- WHAT YOU SHOULD DO -
If a line in the records below contains the word "component", copy it out.

*** Begin section ***

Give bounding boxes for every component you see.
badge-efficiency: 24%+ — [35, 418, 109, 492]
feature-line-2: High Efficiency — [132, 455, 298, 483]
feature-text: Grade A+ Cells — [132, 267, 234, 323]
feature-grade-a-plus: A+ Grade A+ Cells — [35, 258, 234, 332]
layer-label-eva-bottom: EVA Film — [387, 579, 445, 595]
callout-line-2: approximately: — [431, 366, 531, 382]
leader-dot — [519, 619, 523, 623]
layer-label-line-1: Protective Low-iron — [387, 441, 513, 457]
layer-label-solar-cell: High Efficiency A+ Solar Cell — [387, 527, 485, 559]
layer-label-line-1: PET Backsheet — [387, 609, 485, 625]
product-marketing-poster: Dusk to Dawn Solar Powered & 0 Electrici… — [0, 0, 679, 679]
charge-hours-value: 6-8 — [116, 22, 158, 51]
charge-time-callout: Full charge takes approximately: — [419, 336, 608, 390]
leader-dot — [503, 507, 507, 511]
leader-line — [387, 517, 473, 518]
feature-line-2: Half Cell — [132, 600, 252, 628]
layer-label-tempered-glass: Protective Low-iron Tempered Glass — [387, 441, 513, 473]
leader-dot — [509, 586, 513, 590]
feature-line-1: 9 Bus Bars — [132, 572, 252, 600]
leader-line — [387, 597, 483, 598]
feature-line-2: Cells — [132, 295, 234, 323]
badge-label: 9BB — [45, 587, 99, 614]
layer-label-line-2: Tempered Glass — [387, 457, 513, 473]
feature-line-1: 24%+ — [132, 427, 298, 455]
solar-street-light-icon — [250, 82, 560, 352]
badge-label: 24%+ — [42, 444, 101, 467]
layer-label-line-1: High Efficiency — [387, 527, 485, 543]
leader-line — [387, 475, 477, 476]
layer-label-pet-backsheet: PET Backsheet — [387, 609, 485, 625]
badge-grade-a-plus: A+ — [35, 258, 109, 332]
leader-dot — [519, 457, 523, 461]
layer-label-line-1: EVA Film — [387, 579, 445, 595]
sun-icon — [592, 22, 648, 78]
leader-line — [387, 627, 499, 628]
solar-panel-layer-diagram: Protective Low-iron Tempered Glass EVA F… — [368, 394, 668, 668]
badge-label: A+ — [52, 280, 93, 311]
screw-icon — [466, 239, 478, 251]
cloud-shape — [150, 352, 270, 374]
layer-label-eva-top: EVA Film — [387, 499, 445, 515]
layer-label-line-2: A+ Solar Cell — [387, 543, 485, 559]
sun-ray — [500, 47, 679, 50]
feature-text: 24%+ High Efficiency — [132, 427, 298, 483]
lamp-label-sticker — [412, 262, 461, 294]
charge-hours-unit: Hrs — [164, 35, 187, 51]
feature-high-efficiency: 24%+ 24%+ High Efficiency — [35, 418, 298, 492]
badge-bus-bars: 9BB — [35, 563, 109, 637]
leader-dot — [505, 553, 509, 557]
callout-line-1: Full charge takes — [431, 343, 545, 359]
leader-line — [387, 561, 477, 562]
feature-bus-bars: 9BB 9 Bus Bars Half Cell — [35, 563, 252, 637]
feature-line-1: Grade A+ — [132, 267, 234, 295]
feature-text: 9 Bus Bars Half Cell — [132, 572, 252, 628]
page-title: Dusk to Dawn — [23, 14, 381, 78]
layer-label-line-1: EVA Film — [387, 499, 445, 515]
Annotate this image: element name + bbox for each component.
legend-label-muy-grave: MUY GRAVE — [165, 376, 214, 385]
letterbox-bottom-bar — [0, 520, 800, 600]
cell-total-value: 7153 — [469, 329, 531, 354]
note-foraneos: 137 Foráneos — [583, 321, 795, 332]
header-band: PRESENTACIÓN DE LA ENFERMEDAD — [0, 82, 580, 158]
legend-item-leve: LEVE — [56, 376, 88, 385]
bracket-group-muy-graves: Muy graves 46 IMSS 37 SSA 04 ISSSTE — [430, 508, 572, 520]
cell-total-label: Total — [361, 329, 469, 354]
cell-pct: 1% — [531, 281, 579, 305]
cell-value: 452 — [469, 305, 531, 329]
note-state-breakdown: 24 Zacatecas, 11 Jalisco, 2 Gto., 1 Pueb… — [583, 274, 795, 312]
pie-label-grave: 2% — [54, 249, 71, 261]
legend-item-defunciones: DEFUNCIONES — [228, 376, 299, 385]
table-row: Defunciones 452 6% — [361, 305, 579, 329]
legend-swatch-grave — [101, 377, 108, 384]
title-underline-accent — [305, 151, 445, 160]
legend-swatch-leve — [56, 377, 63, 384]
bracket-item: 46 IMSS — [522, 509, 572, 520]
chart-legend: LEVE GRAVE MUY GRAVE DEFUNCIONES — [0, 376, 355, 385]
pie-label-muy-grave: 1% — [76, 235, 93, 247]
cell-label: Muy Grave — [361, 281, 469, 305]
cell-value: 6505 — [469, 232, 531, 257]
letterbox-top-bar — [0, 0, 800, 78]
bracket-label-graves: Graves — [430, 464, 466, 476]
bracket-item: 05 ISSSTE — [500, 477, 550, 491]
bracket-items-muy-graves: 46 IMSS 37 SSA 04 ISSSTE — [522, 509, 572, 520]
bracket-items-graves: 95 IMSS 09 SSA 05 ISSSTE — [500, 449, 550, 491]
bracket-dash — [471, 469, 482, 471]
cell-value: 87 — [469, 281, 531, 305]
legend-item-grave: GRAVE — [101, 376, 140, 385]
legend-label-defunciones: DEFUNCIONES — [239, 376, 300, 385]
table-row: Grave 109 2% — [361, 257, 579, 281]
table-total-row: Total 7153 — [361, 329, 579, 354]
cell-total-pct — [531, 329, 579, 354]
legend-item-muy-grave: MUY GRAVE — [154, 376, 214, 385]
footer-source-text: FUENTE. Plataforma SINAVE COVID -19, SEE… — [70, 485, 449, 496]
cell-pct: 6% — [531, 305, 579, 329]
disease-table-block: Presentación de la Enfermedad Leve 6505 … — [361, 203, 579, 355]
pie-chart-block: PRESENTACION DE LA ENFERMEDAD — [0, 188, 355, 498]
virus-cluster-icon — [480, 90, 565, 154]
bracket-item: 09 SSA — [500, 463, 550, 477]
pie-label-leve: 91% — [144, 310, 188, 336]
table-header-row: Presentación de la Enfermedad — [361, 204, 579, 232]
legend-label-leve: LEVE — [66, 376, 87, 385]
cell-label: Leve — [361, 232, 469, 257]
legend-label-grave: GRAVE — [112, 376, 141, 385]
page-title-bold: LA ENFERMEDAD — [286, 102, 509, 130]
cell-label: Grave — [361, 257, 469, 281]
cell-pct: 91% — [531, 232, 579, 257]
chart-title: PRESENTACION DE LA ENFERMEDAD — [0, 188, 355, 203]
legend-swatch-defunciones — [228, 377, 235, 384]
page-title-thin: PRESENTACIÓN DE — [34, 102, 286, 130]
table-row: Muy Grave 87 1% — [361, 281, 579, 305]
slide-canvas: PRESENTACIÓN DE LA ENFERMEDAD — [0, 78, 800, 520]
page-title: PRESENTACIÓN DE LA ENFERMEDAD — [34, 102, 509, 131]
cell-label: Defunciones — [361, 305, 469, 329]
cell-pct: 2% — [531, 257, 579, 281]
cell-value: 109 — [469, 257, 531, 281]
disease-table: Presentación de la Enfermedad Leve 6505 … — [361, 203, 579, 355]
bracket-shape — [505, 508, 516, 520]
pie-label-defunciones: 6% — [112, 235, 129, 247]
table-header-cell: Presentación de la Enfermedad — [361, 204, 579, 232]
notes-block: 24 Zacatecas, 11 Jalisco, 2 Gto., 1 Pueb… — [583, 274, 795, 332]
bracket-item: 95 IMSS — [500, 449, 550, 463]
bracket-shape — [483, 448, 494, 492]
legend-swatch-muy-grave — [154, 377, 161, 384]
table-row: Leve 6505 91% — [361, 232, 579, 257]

*** End section ***

- ANSWER FOR THE TASK -
Give bounding boxes for every component you see.
Annotate this image: element name + bbox for each component.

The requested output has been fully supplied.